- _EXTRACTED INFORMATION_
+ + + + +
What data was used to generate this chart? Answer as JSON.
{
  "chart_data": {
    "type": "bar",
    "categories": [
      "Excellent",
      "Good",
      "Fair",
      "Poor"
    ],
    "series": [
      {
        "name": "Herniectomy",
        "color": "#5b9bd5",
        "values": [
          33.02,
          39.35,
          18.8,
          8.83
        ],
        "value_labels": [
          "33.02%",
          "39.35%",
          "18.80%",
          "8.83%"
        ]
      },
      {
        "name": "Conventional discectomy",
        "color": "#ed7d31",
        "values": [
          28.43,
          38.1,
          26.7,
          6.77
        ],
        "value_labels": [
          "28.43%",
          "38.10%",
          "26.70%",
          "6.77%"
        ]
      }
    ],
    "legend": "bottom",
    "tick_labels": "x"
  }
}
+ + + + +
- _INSTRUCTION_
Transcribe the entire listing above precisely.

- _ANSWER TO THIS EXERCISE_
What data was used to generate this chart? Answer as JSON.
{
  "chart_data": {
    "type": "bar",
    "categories": [
      "Excellent",
      "Good",
      "Fair",
      "Poor"
    ],
    "series": [
      {
        "name": "Herniectomy",
        "color": "#5b9bd5",
        "values": [
          33.02,
          39.35,
          18.8,
          8.83
        ],
        "value_labels": [
          "33.02%",
          "39.35%",
          "18.80%",
          "8.83%"
        ]
      },
      {
        "name": "Conventional discectomy",
        "color": "#ed7d31",
        "values": [
          28.43,
          38.1,
          26.7,
          6.77
        ],
        "value_labels": [
          "28.43%",
          "38.10%",
          "26.70%",
          "6.77%"
        ]
      }
    ],
    "legend": "bottom",
    "tick_labels": "x"
  }
}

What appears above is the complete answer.